### EXERCISE DATA
▼▼▼
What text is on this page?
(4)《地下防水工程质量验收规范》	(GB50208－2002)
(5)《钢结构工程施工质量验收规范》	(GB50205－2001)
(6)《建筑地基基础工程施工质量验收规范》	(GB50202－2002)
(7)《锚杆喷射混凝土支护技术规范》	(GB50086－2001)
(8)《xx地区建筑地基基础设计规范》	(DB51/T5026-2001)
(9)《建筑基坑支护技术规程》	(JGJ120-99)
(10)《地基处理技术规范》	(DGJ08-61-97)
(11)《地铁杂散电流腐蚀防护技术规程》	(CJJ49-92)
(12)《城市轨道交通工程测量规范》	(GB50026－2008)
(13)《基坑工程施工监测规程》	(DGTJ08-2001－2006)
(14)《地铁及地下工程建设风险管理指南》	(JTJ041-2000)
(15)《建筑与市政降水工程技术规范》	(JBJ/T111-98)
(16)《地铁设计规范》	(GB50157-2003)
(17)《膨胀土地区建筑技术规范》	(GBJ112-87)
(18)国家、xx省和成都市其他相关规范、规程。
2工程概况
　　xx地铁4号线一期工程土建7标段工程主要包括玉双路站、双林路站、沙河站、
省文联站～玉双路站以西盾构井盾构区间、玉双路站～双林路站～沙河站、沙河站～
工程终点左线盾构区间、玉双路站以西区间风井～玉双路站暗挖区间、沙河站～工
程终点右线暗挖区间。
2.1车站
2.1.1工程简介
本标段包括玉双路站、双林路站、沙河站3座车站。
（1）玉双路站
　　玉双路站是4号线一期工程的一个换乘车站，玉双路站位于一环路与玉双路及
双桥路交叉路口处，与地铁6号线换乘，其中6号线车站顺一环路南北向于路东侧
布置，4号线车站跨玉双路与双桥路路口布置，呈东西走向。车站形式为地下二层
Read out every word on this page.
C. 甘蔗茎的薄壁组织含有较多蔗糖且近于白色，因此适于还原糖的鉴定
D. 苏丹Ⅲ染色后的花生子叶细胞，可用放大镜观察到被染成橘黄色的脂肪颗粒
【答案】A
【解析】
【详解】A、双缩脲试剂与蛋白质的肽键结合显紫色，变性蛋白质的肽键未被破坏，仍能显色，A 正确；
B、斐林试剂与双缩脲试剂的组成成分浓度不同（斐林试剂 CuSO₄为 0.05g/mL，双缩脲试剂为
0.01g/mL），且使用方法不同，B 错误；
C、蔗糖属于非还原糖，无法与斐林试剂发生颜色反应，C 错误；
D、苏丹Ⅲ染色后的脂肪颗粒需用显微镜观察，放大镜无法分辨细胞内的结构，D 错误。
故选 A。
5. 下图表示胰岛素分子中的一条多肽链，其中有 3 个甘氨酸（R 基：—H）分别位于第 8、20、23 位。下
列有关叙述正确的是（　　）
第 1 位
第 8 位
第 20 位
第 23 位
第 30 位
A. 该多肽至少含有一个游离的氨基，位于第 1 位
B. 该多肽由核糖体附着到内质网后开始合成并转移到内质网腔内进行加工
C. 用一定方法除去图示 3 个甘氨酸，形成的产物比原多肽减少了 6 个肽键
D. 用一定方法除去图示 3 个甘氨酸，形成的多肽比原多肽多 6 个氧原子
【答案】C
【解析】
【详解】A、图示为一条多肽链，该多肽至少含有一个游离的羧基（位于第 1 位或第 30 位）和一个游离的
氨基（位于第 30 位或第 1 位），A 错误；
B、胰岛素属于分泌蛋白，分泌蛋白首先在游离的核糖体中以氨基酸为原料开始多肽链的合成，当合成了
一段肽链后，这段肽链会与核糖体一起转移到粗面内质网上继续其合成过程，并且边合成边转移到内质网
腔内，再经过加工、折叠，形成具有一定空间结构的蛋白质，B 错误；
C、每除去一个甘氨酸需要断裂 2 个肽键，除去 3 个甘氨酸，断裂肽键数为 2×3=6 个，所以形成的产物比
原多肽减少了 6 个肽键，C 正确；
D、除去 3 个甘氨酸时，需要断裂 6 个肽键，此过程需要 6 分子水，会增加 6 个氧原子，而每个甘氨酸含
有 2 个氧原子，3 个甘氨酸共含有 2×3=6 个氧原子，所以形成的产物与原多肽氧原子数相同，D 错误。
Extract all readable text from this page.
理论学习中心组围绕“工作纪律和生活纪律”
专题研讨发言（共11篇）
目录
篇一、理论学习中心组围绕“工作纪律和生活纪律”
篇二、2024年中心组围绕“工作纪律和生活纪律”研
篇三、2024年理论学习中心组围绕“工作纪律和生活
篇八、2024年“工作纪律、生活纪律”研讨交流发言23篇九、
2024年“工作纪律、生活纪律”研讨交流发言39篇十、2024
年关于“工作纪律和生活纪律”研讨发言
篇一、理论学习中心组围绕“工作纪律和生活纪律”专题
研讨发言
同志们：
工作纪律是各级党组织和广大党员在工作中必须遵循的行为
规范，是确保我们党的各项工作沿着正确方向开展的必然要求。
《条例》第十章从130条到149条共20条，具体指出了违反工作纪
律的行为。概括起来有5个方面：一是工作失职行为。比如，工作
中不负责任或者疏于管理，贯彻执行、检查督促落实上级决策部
▲▲▲
### BRIEF
Find each line that has the word "page", then copy it out.

### RESPONSE FOR THIS EXERCISE
What text is on this page?
Read out every word on this page.
Extract all readable text from this page.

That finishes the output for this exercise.